Input data =

####################

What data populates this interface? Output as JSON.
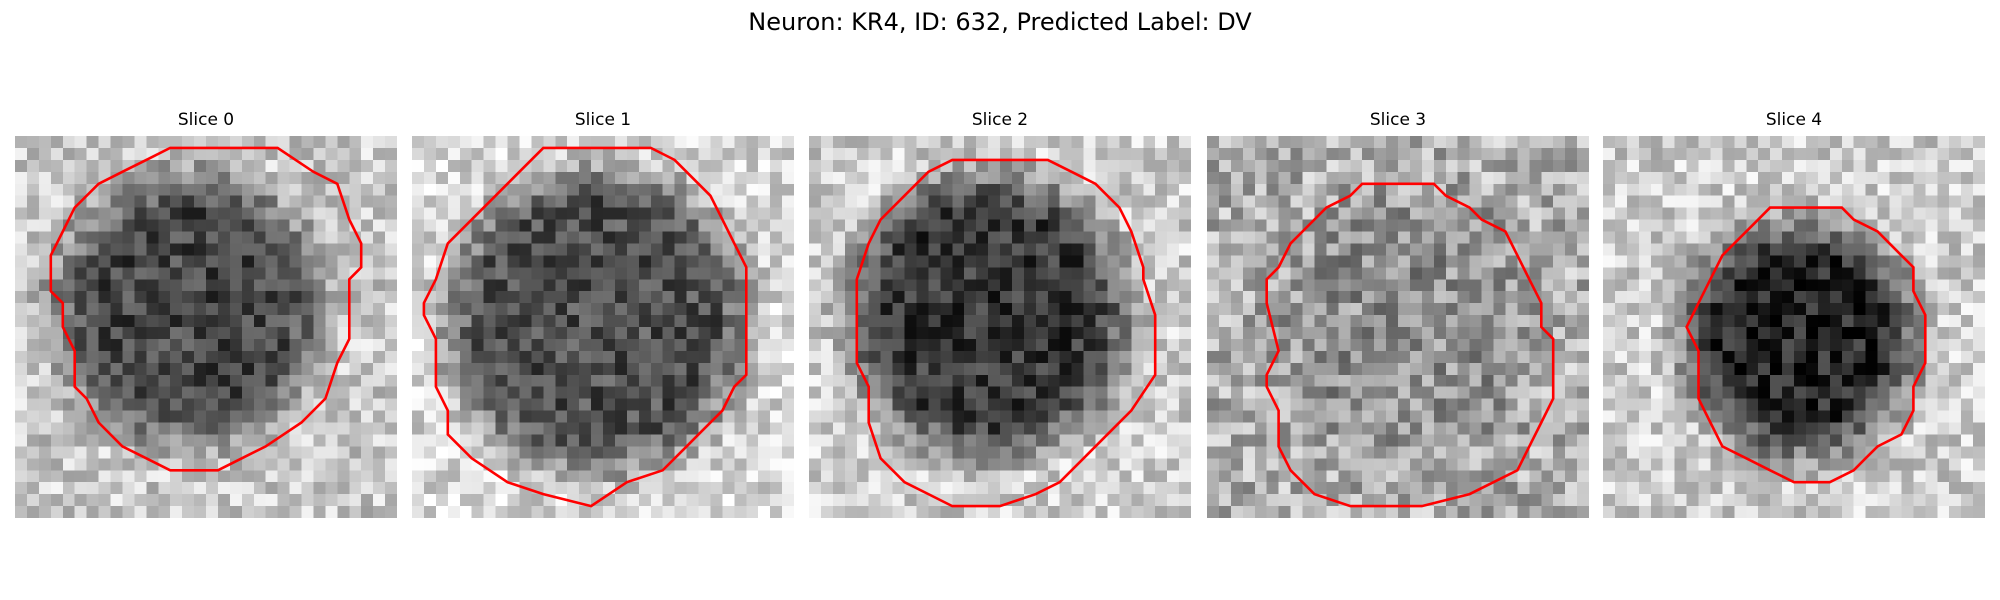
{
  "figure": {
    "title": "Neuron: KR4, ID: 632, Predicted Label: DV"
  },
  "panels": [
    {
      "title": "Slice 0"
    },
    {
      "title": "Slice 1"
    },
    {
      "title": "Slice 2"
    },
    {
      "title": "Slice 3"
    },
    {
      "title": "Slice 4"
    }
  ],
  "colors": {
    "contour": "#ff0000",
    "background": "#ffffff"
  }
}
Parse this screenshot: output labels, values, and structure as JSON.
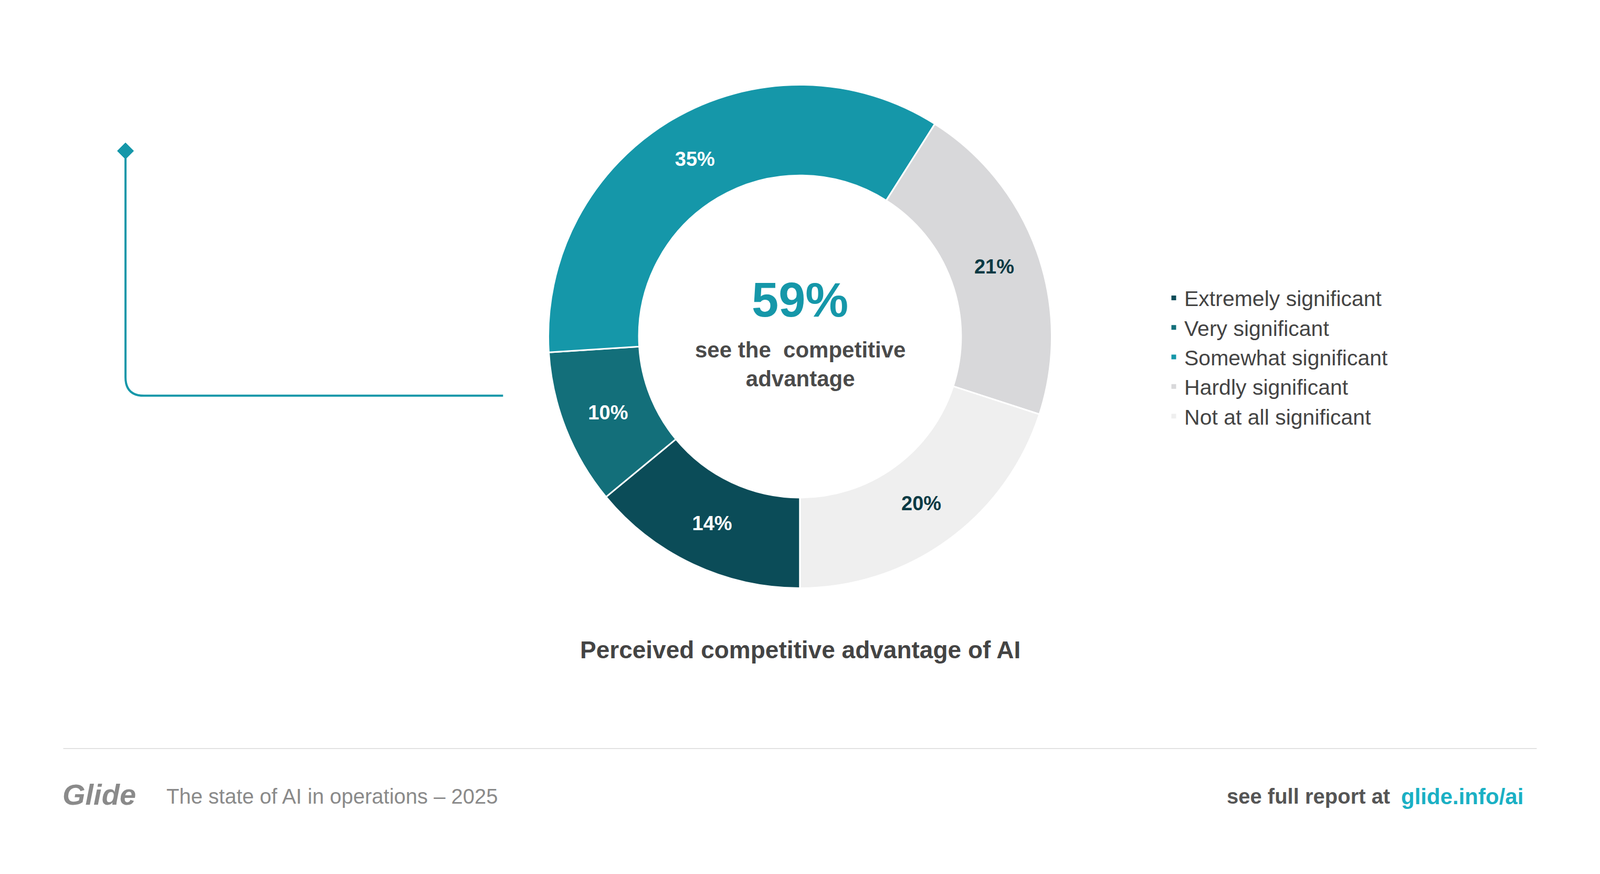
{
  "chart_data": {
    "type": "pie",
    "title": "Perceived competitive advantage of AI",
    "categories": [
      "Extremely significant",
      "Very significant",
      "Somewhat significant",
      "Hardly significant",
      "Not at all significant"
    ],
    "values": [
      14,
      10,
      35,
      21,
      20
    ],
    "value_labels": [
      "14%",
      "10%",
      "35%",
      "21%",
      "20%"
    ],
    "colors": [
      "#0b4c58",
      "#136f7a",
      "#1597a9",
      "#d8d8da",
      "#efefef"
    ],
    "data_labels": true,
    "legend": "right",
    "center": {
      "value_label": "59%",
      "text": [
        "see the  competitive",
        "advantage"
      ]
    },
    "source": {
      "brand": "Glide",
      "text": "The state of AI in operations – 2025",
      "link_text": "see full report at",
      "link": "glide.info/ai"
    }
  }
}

####################

Exercise objective =
Pictures in the records above are not copied; print everything else exactly.

Task response =
What data populates this interface? Output as JSON.
{
  "figure": {
    "title": "Neuron: KR4, ID: 632, Predicted Label: DV"
  },
  "panels": [
    {
      "title": "Slice 0"
    },
    {
      "title": "Slice 1"
    },
    {
      "title": "Slice 2"
    },
    {
      "title": "Slice 3"
    },
    {
      "title": "Slice 4"
    }
  ],
  "colors": {
    "contour": "#ff0000",
    "background": "#ffffff"
  }
}
Parse this screenshot: output labels, values, and structure as JSON.
{
  "chart_data": {
    "type": "pie",
    "title": "Perceived competitive advantage of AI",
    "categories": [
      "Extremely significant",
      "Very significant",
      "Somewhat significant",
      "Hardly significant",
      "Not at all significant"
    ],
    "values": [
      14,
      10,
      35,
      21,
      20
    ],
    "value_labels": [
      "14%",
      "10%",
      "35%",
      "21%",
      "20%"
    ],
    "colors": [
      "#0b4c58",
      "#136f7a",
      "#1597a9",
      "#d8d8da",
      "#efefef"
    ],
    "data_labels": true,
    "legend": "right",
    "center": {
      "value_label": "59%",
      "text": [
        "see the  competitive",
        "advantage"
      ]
    },
    "source": {
      "brand": "Glide",
      "text": "The state of AI in operations – 2025",
      "link_text": "see full report at",
      "link": "glide.info/ai"
    }
  }
}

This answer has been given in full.